>> begin DATASET EXCERPTS
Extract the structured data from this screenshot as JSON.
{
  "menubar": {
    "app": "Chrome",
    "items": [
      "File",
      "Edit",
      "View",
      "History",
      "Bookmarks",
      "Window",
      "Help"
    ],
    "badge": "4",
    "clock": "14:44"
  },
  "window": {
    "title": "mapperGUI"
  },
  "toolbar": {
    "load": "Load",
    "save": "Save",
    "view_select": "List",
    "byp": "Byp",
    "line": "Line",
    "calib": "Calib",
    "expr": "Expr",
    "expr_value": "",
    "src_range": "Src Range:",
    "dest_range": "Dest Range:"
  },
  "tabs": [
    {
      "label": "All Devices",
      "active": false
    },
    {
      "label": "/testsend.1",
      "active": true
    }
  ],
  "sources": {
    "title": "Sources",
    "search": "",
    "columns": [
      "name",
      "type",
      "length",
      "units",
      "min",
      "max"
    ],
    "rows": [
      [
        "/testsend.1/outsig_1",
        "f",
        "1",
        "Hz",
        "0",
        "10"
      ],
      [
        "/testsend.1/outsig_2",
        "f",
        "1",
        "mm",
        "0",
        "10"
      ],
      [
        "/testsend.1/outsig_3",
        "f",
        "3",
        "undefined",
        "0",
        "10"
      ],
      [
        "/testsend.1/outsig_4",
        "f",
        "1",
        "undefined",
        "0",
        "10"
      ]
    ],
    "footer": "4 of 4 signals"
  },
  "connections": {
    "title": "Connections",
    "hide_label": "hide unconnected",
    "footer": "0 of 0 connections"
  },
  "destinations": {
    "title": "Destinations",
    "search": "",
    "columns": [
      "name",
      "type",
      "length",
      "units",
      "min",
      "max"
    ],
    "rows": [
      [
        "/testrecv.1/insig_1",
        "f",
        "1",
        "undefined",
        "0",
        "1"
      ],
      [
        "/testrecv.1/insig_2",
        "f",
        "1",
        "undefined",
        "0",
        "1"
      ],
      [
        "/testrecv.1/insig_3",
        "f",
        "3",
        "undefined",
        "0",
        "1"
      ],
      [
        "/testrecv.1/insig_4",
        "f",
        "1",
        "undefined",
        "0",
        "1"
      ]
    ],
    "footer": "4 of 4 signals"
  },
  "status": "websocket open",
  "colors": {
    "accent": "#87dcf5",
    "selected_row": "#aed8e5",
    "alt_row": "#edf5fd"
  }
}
>> end DATASET EXCERPTS
>> begin DATASET EXCERPTS
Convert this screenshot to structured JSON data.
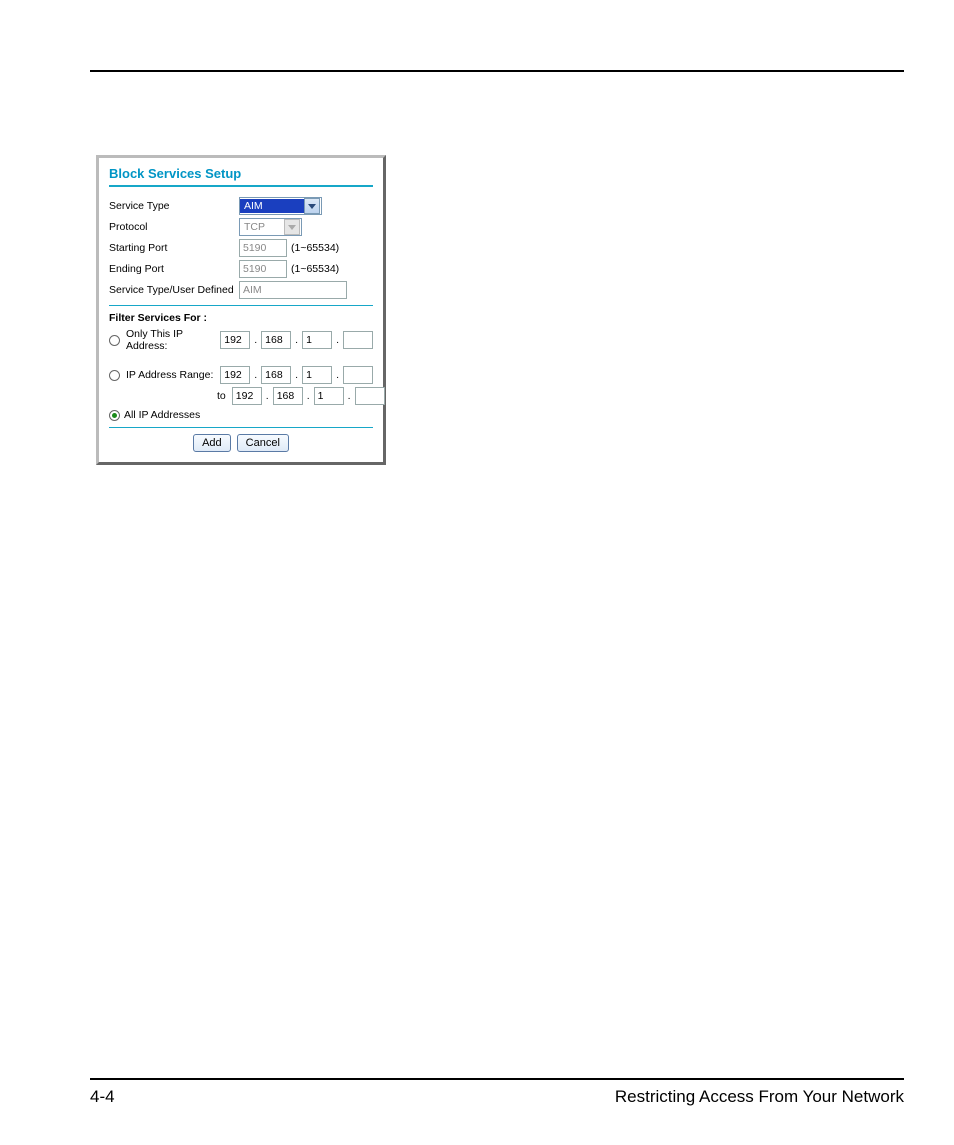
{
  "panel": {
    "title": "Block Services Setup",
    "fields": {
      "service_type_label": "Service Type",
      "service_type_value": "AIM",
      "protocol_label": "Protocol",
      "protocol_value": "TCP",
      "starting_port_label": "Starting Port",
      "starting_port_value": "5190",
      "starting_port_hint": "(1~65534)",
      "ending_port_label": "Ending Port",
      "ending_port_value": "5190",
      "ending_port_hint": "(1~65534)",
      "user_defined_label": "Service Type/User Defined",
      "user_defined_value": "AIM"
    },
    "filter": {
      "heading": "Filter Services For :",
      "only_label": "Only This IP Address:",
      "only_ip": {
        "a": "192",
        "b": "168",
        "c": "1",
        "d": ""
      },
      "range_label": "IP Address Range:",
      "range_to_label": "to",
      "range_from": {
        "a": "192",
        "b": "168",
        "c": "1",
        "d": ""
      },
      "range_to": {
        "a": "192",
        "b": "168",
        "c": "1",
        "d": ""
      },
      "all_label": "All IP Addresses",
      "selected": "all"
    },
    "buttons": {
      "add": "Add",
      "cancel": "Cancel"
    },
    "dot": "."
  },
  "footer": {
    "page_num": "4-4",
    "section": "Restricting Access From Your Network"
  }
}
>> end DATASET EXCERPTS
• **OBJECTIVE**:
Across the material above, how many lines include the string "JSON"? Only the number is wanted.

• **RESULT FOR THIS TASK**:
2